PARTS OF THE EXERCISE ->
• A. In the appliance thread, reproduce everything from "I'm done with" down to "## GeorgeJ.", changing "Craigslist" to "eBay".
• B. According to the appliance thread, which part of Purseval's original dishwasher stopped working?
• C. Condense the paragraph of the appliance thread that begins "I had the GE in my last place" into a short bulleted list that keeps its main facts.

SOURCE ->

═══

We had GE signature appliances installed in our house when it was built.  The cooktop is ok but we've already replaced the dishwasher.  It was crap from day one as far as cleaning went and then the drain pump stopped working.  We replaced it with a Bosch that my wife loves.  I wouldn't recommend GE appliances to anyone.


----------



## Remy

Purseval said:


> We had GE signature appliances installed in our house when it was built.  The cooktop is ok but we've already replaced the dishwasher.  It was crap from day one as far as cleaning went and then the drain pump stopped working.  We replaced it with a Bosch that my wife loves.  I wouldn't recommend GE appliances to anyone.



I had the GE in my last place and the Bosch now. Thumbs up on the Bosch. Though, the default settings on their alert beeps is set to "annoy". The dishwasher and microwave are relentless at alerting you to their completion and the fridge will beep at you if you leave the door open longer than it wants you to. I'm loading my fridge. I know the door is open. You don't have to beep at me.


----------



## billinlv

Purseval said:


> We had GE signature appliances installed in our house when it was built.  The cooktop is ok but we've already replaced the dishwasher.  It was crap from day one as far as cleaning went and then the drain pump stopped working.  We replaced it with a Bosch that my wife loves.  I wouldn't recommend GE appliances to anyone.



I'm done with GE appliances too.  We remodeled a townhouse about 10 years ago and had Home Depot install new GE appliances and we've had problems with the refrigerator, above range microwave and dishwasher.

My daughter had a Bosch front load washer and dryer and we had LG's and we didn't like either one.  We both sold the units on Craigslist and bought something else.


----------



## GeorgeJ.

═══

INFORMATION SUPPLIED ->
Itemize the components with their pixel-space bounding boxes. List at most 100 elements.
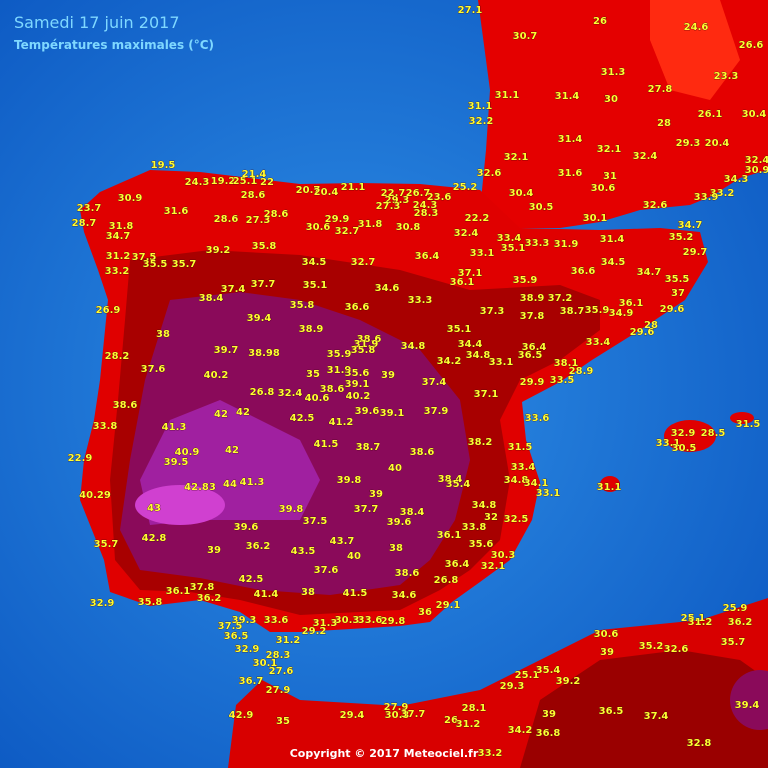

═══

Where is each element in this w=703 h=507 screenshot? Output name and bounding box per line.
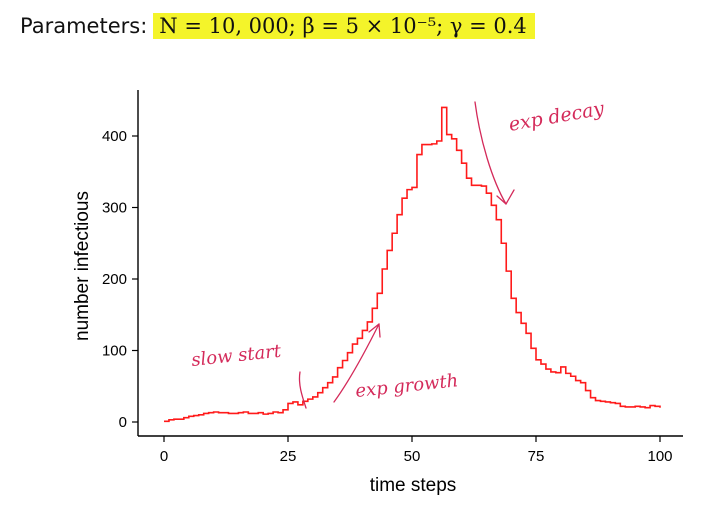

═══

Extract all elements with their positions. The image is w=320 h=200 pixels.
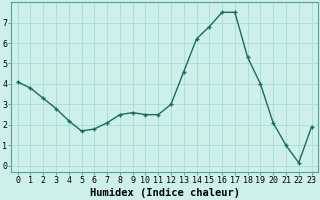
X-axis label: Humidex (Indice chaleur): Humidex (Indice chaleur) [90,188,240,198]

═══

ANSWERS TO THE EXERCISES ->
• A.
I'm done with GE appliances too.  We remodeled a townhouse about 10 years ago and had Home Depot install new GE appliances and we've had problems with the refrigerator, above range microwave and dishwasher.

My daughter had a Bosch front load washer and dryer and we had LG's and we didn't like either one.  We both sold the units on eBay and bought something else.


----------



## GeorgeJ.

• B. The drain pump stopped working.

• C.
- The writer had GE appliances in a previous home and has Bosch now, and gives the Bosch a thumbs up.
- Bosch's default alert beeps are set to "annoy."
- The dishwasher and microwave alert relentlessly when they finish.
- The fridge beeps if the door stays open longer than it wants, even while it is being loaded.